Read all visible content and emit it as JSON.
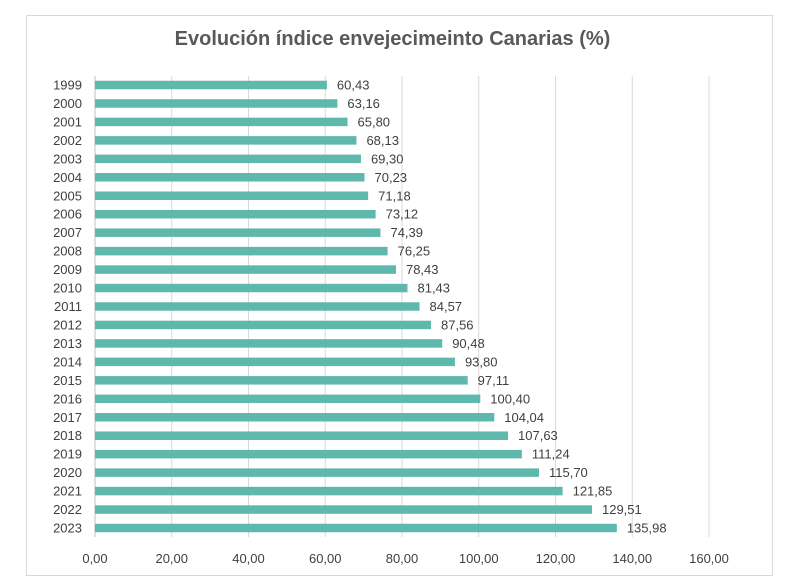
{
  "chart_data": {
    "type": "bar",
    "orientation": "horizontal",
    "title": "Evolución índice envejecimeinto Canarias (%)",
    "xlabel": "",
    "ylabel": "",
    "categories": [
      "1999",
      "2000",
      "2001",
      "2002",
      "2003",
      "2004",
      "2005",
      "2006",
      "2007",
      "2008",
      "2009",
      "2010",
      "2011",
      "2012",
      "2013",
      "2014",
      "2015",
      "2016",
      "2017",
      "2018",
      "2019",
      "2020",
      "2021",
      "2022",
      "2023"
    ],
    "values": [
      60.43,
      63.16,
      65.8,
      68.13,
      69.3,
      70.23,
      71.18,
      73.12,
      74.39,
      76.25,
      78.43,
      81.43,
      84.57,
      87.56,
      90.48,
      93.8,
      97.11,
      100.4,
      104.04,
      107.63,
      111.24,
      115.7,
      121.85,
      129.51,
      135.98
    ],
    "value_labels": [
      "60,43",
      "63,16",
      "65,80",
      "68,13",
      "69,30",
      "70,23",
      "71,18",
      "73,12",
      "74,39",
      "76,25",
      "78,43",
      "81,43",
      "84,57",
      "87,56",
      "90,48",
      "93,80",
      "97,11",
      "100,40",
      "104,04",
      "107,63",
      "111,24",
      "115,70",
      "121,85",
      "129,51",
      "135,98"
    ],
    "xlim": [
      0,
      160
    ],
    "x_ticks": [
      0,
      20,
      40,
      60,
      80,
      100,
      120,
      140,
      160
    ],
    "x_tick_labels": [
      "0,00",
      "20,00",
      "40,00",
      "60,00",
      "80,00",
      "100,00",
      "120,00",
      "140,00",
      "160,00"
    ],
    "grid": "vertical",
    "legend": "none",
    "bar_color": "#5fb8ac",
    "grid_color": "#d9d9d9",
    "text_color": "#404040"
  }
}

## EXERCISE:
Reproduce all of the data exactly, omitting each picture it holds.

## OUTPUT OF THE EXERCISE:
Read all visible content and emit it as JSON.
{
  "chart_data": {
    "type": "bar",
    "orientation": "horizontal",
    "title": "Evolución índice envejecimeinto Canarias (%)",
    "xlabel": "",
    "ylabel": "",
    "categories": [
      "1999",
      "2000",
      "2001",
      "2002",
      "2003",
      "2004",
      "2005",
      "2006",
      "2007",
      "2008",
      "2009",
      "2010",
      "2011",
      "2012",
      "2013",
      "2014",
      "2015",
      "2016",
      "2017",
      "2018",
      "2019",
      "2020",
      "2021",
      "2022",
      "2023"
    ],
    "values": [
      60.43,
      63.16,
      65.8,
      68.13,
      69.3,
      70.23,
      71.18,
      73.12,
      74.39,
      76.25,
      78.43,
      81.43,
      84.57,
      87.56,
      90.48,
      93.8,
      97.11,
      100.4,
      104.04,
      107.63,
      111.24,
      115.7,
      121.85,
      129.51,
      135.98
    ],
    "value_labels": [
      "60,43",
      "63,16",
      "65,80",
      "68,13",
      "69,30",
      "70,23",
      "71,18",
      "73,12",
      "74,39",
      "76,25",
      "78,43",
      "81,43",
      "84,57",
      "87,56",
      "90,48",
      "93,80",
      "97,11",
      "100,40",
      "104,04",
      "107,63",
      "111,24",
      "115,70",
      "121,85",
      "129,51",
      "135,98"
    ],
    "xlim": [
      0,
      160
    ],
    "x_ticks": [
      0,
      20,
      40,
      60,
      80,
      100,
      120,
      140,
      160
    ],
    "x_tick_labels": [
      "0,00",
      "20,00",
      "40,00",
      "60,00",
      "80,00",
      "100,00",
      "120,00",
      "140,00",
      "160,00"
    ],
    "grid": "vertical",
    "legend": "none",
    "bar_color": "#5fb8ac",
    "grid_color": "#d9d9d9",
    "text_color": "#404040"
  }
}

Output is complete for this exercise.